** Start of Extracted records **

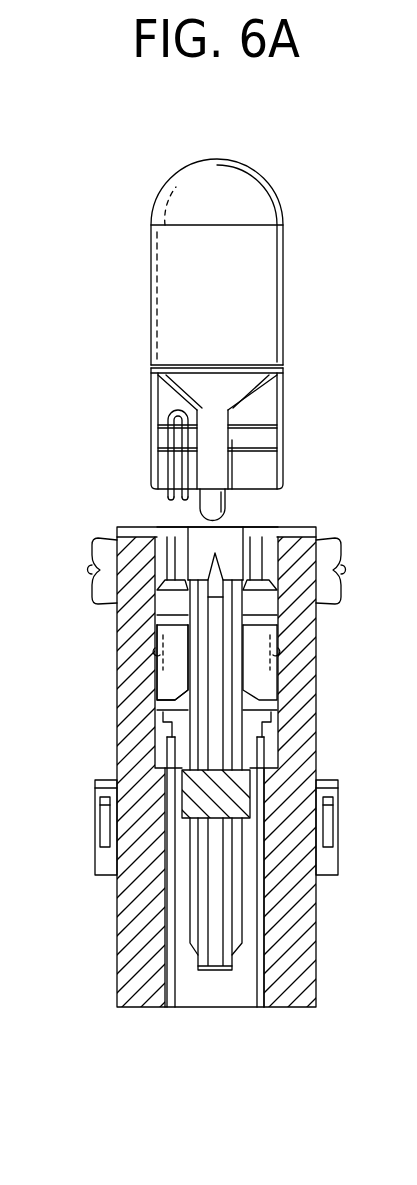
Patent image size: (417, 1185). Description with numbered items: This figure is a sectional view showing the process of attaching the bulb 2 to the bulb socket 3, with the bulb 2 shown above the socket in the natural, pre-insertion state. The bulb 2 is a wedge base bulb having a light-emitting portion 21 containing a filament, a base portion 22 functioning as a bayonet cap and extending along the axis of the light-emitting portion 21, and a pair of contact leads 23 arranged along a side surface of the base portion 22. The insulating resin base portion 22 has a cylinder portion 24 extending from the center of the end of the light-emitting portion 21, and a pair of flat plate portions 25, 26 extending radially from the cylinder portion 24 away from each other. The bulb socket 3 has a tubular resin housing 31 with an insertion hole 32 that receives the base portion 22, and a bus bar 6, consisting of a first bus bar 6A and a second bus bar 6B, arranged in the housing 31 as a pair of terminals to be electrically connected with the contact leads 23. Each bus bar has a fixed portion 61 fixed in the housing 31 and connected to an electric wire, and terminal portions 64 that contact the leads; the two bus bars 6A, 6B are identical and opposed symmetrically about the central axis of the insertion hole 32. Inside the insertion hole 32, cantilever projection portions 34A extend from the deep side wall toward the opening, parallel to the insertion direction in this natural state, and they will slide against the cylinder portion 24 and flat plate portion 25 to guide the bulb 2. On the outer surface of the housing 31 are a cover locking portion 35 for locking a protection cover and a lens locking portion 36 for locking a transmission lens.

The bulb 2 is at (146, 185).
The light-emitting portion 21 is at (151, 247).
The base portion 22 is at (152, 386).
The contact leads 23 is at (168, 470).
The cylinder portion 24 is at (232, 468).
The flat plate portion 25 is at (155, 432).
The flat plate portion 26 is at (282, 432).
The bulb socket 3 is at (103, 525).
The housing 31 is at (135, 665).
The insertion hole 32 is at (252, 545).
The projection portion 34A is at (215, 651).
The cover locking portion 35 is at (92, 547).
The lens locking portion 36 is at (95, 825).
The bus bar 6 is at (162, 683).
The first bus bar 6A is at (114, 668).
The second bus bar 6B is at (272, 683).
The fixed portion 61 is at (168, 920).
The terminal portions 64 is at (165, 637).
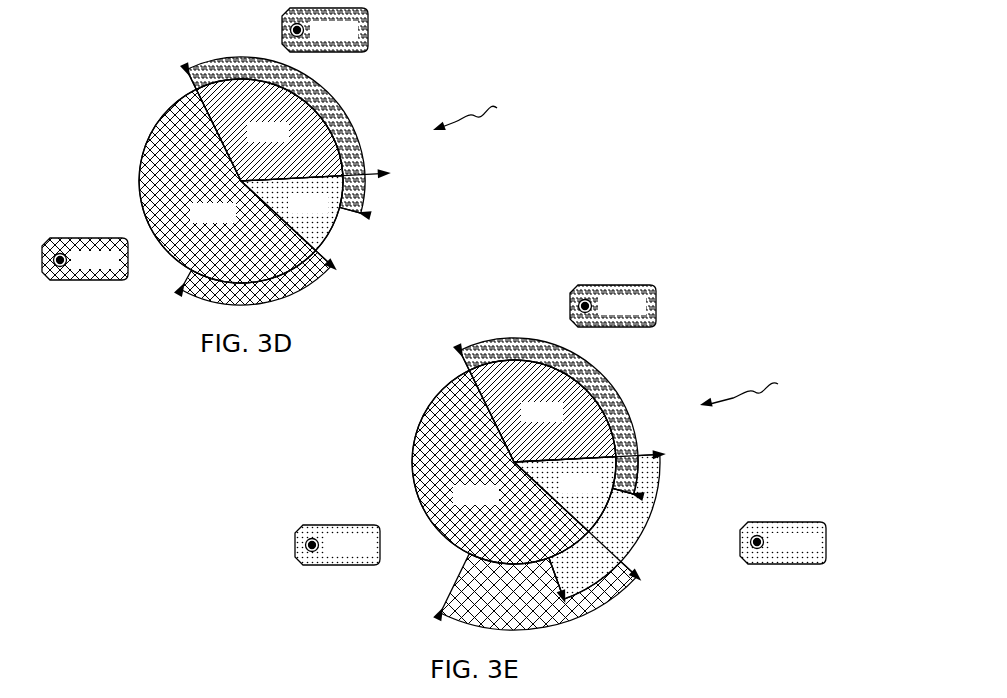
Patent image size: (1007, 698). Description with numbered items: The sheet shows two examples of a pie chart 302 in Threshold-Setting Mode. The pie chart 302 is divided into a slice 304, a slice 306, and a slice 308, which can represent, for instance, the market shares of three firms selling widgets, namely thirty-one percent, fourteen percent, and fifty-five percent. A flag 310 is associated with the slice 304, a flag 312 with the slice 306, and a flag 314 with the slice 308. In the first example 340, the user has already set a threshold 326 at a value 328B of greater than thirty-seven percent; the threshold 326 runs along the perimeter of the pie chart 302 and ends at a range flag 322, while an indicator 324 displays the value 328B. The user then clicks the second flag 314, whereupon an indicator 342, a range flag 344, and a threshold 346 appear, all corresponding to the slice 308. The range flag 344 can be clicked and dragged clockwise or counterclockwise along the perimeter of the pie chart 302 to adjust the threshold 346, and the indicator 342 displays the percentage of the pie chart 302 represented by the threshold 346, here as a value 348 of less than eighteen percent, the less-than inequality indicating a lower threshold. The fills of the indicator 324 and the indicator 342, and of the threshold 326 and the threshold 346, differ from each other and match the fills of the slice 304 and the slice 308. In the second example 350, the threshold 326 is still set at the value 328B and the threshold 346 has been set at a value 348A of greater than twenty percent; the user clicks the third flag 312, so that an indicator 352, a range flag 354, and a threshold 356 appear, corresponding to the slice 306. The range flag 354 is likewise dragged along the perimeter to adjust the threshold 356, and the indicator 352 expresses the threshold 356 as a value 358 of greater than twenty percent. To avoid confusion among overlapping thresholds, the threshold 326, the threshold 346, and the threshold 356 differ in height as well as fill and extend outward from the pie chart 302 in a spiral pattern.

In FIG. 3D, the pie chart 302 is at (255, 263).
In FIG. 3E, the pie chart 302 is at (530, 548).
In FIG. 3D, the slice 304 is at (322, 122).
In FIG. 3E, the slice 304 is at (598, 408).
In FIG. 3D, the slice 306 is at (327, 228).
In FIG. 3E, the slice 306 is at (595, 520).
In FIG. 3D, the slice 308 is at (146, 167).
In FIG. 3E, the slice 308 is at (413, 477).
In FIG. 3D, the flag 310 is at (184, 68).
In FIG. 3E, the flag 310 is at (457, 351).
In FIG. 3D, the flag 312 is at (391, 173).
In FIG. 3E, the flag 312 is at (666, 454).
In FIG. 3D, the flag 314 is at (337, 270).
In FIG. 3E, the flag 314 is at (642, 581).
In FIG. 3D, the range flag 322 is at (370, 213).
In FIG. 3E, the range flag 322 is at (644, 494).
In FIG. 3D, the indicator 324 is at (347, 52).
In FIG. 3E, the indicator 324 is at (656, 300).
In FIG. 3D, the threshold 326 is at (188, 85).
In FIG. 3E, the threshold 326 is at (573, 357).
In FIG. 3D, the value 328B is at (290, 30).
In FIG. 3E, the value 328B is at (578, 306).
In FIG. 3D, the example 340 is at (485, 112).
In FIG. 3D, the indicator 342 is at (90, 280).
In FIG. 3E, the indicator 342 is at (350, 565).
In FIG. 3D, the range flag 344 is at (178, 293).
In FIG. 3E, the range flag 344 is at (438, 612).
In FIG. 3D, the threshold 346 is at (293, 297).
In FIG. 3E, the threshold 346 is at (493, 605).
In FIG. 3D, the value 348 is at (58, 254).
In FIG. 3E, the value 348A is at (312, 538).
In FIG. 3E, the example 350 is at (757, 389).
In FIG. 3E, the indicator 352 is at (800, 564).
In FIG. 3E, the range flag 354 is at (577, 612).
In FIG. 3E, the threshold 356 is at (633, 512).
In FIG. 3E, the value 358 is at (757, 535).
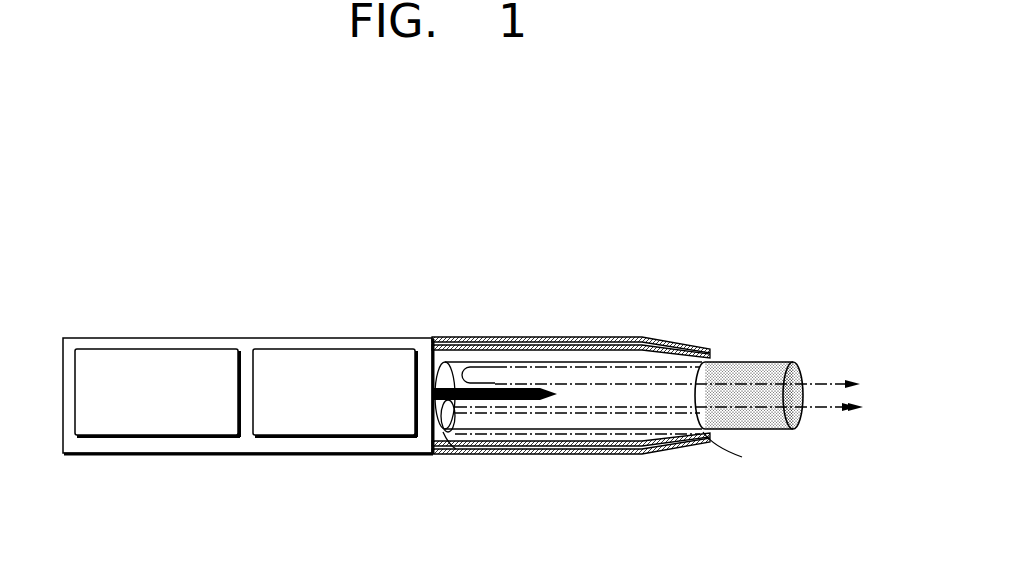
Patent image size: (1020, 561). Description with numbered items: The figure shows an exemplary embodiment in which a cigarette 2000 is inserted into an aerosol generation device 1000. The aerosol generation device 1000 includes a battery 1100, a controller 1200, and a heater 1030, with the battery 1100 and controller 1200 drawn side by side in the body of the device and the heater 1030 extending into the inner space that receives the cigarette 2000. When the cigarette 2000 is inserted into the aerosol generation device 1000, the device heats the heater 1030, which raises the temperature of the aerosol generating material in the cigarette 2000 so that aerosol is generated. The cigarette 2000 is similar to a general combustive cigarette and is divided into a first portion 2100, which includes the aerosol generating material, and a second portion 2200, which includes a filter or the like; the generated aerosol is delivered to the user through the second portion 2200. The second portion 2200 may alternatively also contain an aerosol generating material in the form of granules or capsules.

The aerosol generation device 1000 is at (664, 244).
The battery 1100 is at (165, 349).
The controller 1200 is at (349, 349).
The heater 1030 is at (490, 383).
The cigarette 2000 is at (779, 440).
The first portion 2100 is at (585, 362).
The second portion 2200 is at (752, 332).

** End of Extracted records **

Copy the records word for word, starting at the line that contains "Patent image size: (1020, 561)." and going through the end of the records.

Patent image size: (1020, 561). Description with numbered items: The figure shows an exemplary embodiment in which a cigarette 2000 is inserted into an aerosol generation device 1000. The aerosol generation device 1000 includes a battery 1100, a controller 1200, and a heater 1030, with the battery 1100 and controller 1200 drawn side by side in the body of the device and the heater 1030 extending into the inner space that receives the cigarette 2000. When the cigarette 2000 is inserted into the aerosol generation device 1000, the device heats the heater 1030, which raises the temperature of the aerosol generating material in the cigarette 2000 so that aerosol is generated. The cigarette 2000 is similar to a general combustive cigarette and is divided into a first portion 2100, which includes the aerosol generating material, and a second portion 2200, which includes a filter or the like; the generated aerosol is delivered to the user through the second portion 2200. The second portion 2200 may alternatively also contain an aerosol generating material in the form of granules or capsules.

The aerosol generation device 1000 is at (664, 244).
The battery 1100 is at (165, 349).
The controller 1200 is at (349, 349).
The heater 1030 is at (490, 383).
The cigarette 2000 is at (779, 440).
The first portion 2100 is at (585, 362).
The second portion 2200 is at (752, 332).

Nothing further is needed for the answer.